Could you extract every entry below and reproduce it exactly?

SOURCE DATA ▸
┏━━

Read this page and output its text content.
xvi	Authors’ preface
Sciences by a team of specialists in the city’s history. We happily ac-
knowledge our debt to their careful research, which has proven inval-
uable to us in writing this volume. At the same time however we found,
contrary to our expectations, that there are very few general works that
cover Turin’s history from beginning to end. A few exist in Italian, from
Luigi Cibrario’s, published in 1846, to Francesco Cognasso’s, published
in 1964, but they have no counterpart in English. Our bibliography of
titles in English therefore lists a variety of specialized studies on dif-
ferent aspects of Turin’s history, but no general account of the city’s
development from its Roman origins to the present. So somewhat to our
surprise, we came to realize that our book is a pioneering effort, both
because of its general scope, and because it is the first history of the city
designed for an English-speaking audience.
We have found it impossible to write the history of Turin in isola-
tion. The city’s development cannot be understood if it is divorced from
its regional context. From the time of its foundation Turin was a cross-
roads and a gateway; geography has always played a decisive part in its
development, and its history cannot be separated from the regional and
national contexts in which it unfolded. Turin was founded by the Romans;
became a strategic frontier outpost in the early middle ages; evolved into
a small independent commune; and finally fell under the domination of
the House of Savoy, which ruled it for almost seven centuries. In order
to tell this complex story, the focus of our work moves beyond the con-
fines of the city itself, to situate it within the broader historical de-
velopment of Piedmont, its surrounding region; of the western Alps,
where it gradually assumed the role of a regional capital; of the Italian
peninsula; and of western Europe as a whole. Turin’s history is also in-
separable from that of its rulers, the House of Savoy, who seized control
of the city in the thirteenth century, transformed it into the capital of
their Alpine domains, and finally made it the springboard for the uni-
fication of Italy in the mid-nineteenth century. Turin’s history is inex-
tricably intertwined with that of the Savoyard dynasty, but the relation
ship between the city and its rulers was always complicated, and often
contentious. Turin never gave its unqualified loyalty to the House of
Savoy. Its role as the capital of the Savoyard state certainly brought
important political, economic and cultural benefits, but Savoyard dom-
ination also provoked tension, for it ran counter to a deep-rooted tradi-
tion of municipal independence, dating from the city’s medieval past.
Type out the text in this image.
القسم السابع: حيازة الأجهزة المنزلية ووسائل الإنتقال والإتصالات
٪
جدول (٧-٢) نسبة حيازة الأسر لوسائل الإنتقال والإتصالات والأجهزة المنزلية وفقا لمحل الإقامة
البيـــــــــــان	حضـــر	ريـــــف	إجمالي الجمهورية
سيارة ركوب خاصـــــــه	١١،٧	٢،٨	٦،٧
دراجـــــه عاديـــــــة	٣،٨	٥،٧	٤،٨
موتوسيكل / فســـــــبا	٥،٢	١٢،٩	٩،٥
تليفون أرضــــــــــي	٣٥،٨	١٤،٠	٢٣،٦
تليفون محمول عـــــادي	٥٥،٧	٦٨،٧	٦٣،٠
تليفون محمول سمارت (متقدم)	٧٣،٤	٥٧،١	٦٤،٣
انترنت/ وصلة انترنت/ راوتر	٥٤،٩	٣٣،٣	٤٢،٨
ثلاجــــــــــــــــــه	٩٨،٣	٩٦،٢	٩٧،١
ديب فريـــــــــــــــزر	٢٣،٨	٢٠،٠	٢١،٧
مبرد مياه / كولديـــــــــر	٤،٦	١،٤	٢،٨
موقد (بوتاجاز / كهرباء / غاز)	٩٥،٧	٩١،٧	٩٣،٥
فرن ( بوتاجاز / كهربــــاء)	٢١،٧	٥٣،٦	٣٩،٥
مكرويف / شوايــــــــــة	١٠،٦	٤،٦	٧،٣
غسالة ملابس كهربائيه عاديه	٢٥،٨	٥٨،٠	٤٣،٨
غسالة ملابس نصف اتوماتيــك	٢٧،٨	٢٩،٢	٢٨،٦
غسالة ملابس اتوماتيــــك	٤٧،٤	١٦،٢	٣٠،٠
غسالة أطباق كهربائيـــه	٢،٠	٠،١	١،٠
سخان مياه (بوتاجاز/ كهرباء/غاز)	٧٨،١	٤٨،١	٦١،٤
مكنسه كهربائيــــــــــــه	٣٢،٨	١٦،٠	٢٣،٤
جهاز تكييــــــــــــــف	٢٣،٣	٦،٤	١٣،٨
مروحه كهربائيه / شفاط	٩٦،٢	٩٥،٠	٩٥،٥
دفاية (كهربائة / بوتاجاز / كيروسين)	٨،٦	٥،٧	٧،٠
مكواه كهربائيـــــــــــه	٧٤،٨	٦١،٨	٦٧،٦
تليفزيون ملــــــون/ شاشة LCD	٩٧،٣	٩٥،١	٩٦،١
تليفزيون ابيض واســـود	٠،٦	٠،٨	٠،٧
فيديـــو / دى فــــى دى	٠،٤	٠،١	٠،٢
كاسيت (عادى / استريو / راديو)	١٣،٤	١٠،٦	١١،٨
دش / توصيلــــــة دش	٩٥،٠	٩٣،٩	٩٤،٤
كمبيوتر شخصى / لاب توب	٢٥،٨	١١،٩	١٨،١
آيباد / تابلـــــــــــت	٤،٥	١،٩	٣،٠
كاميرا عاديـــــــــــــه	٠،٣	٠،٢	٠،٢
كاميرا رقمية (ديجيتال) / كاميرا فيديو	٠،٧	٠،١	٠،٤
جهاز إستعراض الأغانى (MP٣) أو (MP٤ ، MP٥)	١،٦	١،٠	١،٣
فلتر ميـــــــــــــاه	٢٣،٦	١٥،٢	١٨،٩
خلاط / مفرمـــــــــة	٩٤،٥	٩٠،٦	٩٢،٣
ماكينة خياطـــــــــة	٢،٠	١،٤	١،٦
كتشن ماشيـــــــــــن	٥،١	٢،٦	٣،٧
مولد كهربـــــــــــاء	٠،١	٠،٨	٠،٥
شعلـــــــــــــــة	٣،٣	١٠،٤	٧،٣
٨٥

┗━━

ANSWER TO THE PROBLEM ▸
Read this page and output its text content.
xvi	Authors’ preface
Sciences by a team of specialists in the city’s history. We happily ac-
knowledge our debt to their careful research, which has proven inval-
uable to us in writing this volume. At the same time however we found,
contrary to our expectations, that there are very few general works that
cover Turin’s history from beginning to end. A few exist in Italian, from
Luigi Cibrario’s, published in 1846, to Francesco Cognasso’s, published
in 1964, but they have no counterpart in English. Our bibliography of
titles in English therefore lists a variety of specialized studies on dif-
ferent aspects of Turin’s history, but no general account of the city’s
development from its Roman origins to the present. So somewhat to our
surprise, we came to realize that our book is a pioneering effort, both
because of its general scope, and because it is the first history of the city
designed for an English-speaking audience.
We have found it impossible to write the history of Turin in isola-
tion. The city’s development cannot be understood if it is divorced from
its regional context. From the time of its foundation Turin was a cross-
roads and a gateway; geography has always played a decisive part in its
development, and its history cannot be separated from the regional and
national contexts in which it unfolded. Turin was founded by the Romans;
became a strategic frontier outpost in the early middle ages; evolved into
a small independent commune; and finally fell under the domination of
the House of Savoy, which ruled it for almost seven centuries. In order
to tell this complex story, the focus of our work moves beyond the con-
fines of the city itself, to situate it within the broader historical de-
velopment of Piedmont, its surrounding region; of the western Alps,
where it gradually assumed the role of a regional capital; of the Italian
peninsula; and of western Europe as a whole. Turin’s history is also in-
separable from that of its rulers, the House of Savoy, who seized control
of the city in the thirteenth century, transformed it into the capital of
their Alpine domains, and finally made it the springboard for the uni-
fication of Italy in the mid-nineteenth century. Turin’s history is inex-
tricably intertwined with that of the Savoyard dynasty, but the relation
ship between the city and its rulers was always complicated, and often
contentious. Turin never gave its unqualified loyalty to the House of
Savoy. Its role as the capital of the Savoyard state certainly brought
important political, economic and cultural benefits, but Savoyard dom-
ination also provoked tension, for it ran counter to a deep-rooted tradi-
tion of municipal independence, dating from the city’s medieval past.
Type out the text in this image.
القسم السابع: حيازة الأجهزة المنزلية ووسائل الإنتقال والإتصالات
٪
جدول (٧-٢) نسبة حيازة الأسر لوسائل الإنتقال والإتصالات والأجهزة المنزلية وفقا لمحل الإقامة
البيـــــــــــان	حضـــر	ريـــــف	إجمالي الجمهورية
سيارة ركوب خاصـــــــه	١١،٧	٢،٨	٦،٧
دراجـــــه عاديـــــــة	٣،٨	٥،٧	٤،٨
موتوسيكل / فســـــــبا	٥،٢	١٢،٩	٩،٥
تليفون أرضــــــــــي	٣٥،٨	١٤،٠	٢٣،٦
تليفون محمول عـــــادي	٥٥،٧	٦٨،٧	٦٣،٠
تليفون محمول سمارت (متقدم)	٧٣،٤	٥٧،١	٦٤،٣
انترنت/ وصلة انترنت/ راوتر	٥٤،٩	٣٣،٣	٤٢،٨
ثلاجــــــــــــــــــه	٩٨،٣	٩٦،٢	٩٧،١
ديب فريـــــــــــــــزر	٢٣،٨	٢٠،٠	٢١،٧
مبرد مياه / كولديـــــــــر	٤،٦	١،٤	٢،٨
موقد (بوتاجاز / كهرباء / غاز)	٩٥،٧	٩١،٧	٩٣،٥
فرن ( بوتاجاز / كهربــــاء)	٢١،٧	٥٣،٦	٣٩،٥
مكرويف / شوايــــــــــة	١٠،٦	٤،٦	٧،٣
غسالة ملابس كهربائيه عاديه	٢٥،٨	٥٨،٠	٤٣،٨
غسالة ملابس نصف اتوماتيــك	٢٧،٨	٢٩،٢	٢٨،٦
غسالة ملابس اتوماتيــــك	٤٧،٤	١٦،٢	٣٠،٠
غسالة أطباق كهربائيـــه	٢،٠	٠،١	١،٠
سخان مياه (بوتاجاز/ كهرباء/غاز)	٧٨،١	٤٨،١	٦١،٤
مكنسه كهربائيــــــــــــه	٣٢،٨	١٦،٠	٢٣،٤
جهاز تكييــــــــــــــف	٢٣،٣	٦،٤	١٣،٨
مروحه كهربائيه / شفاط	٩٦،٢	٩٥،٠	٩٥،٥
دفاية (كهربائة / بوتاجاز / كيروسين)	٨،٦	٥،٧	٧،٠
مكواه كهربائيـــــــــــه	٧٤،٨	٦١،٨	٦٧،٦
تليفزيون ملــــــون/ شاشة LCD	٩٧،٣	٩٥،١	٩٦،١
تليفزيون ابيض واســـود	٠،٦	٠،٨	٠،٧
فيديـــو / دى فــــى دى	٠،٤	٠،١	٠،٢
كاسيت (عادى / استريو / راديو)	١٣،٤	١٠،٦	١١،٨
دش / توصيلــــــة دش	٩٥،٠	٩٣،٩	٩٤،٤
كمبيوتر شخصى / لاب توب	٢٥،٨	١١،٩	١٨،١
آيباد / تابلـــــــــــت	٤،٥	١،٩	٣،٠
كاميرا عاديـــــــــــــه	٠،٣	٠،٢	٠،٢
كاميرا رقمية (ديجيتال) / كاميرا فيديو	٠،٧	٠،١	٠،٤
جهاز إستعراض الأغانى (MP٣) أو (MP٤ ، MP٥)	١،٦	١،٠	١،٣
فلتر ميـــــــــــــاه	٢٣،٦	١٥،٢	١٨،٩
خلاط / مفرمـــــــــة	٩٤،٥	٩٠،٦	٩٢،٣
ماكينة خياطـــــــــة	٢،٠	١،٤	١،٦
كتشن ماشيـــــــــــن	٥،١	٢،٦	٣،٧
مولد كهربـــــــــــاء	٠،١	٠،٨	٠،٥
شعلـــــــــــــــة	٣،٣	١٠،٤	٧،٣
٨٥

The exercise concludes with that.